#### Record list ####

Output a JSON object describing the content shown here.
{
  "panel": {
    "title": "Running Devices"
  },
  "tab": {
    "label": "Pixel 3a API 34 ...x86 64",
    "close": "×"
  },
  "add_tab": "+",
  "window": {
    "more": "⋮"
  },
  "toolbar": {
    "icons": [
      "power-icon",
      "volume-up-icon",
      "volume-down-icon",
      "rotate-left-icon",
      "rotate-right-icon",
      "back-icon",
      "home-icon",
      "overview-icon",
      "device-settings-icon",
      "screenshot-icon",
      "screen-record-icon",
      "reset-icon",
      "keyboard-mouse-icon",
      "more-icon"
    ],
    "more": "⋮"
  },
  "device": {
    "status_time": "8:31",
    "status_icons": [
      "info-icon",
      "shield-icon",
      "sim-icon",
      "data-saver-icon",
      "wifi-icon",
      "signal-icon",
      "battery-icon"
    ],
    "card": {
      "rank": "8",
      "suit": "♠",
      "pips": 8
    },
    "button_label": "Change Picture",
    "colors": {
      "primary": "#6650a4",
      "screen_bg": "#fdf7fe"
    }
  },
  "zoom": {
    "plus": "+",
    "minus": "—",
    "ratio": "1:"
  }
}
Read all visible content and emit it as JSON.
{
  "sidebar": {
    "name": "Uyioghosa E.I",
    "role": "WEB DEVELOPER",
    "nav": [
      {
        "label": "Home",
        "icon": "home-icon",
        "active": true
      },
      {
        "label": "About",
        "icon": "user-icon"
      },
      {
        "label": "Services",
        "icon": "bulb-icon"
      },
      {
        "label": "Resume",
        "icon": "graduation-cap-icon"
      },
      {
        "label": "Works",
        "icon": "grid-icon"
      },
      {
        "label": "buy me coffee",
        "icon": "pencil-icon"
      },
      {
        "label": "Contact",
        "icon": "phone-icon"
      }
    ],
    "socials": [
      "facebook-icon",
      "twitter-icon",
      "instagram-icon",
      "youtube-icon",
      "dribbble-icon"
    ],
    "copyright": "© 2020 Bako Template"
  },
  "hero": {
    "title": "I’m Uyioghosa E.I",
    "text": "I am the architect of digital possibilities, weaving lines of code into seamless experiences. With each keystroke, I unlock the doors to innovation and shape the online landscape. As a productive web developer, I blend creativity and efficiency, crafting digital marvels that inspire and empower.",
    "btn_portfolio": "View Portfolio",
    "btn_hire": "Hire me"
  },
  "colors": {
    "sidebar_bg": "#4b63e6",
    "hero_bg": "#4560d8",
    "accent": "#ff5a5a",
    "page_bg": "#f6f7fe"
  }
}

####

Directions ▸
Extract every line above containing the word "JSON".

Final result ▸
Output a JSON object describing the content shown here.
Read all visible content and emit it as JSON.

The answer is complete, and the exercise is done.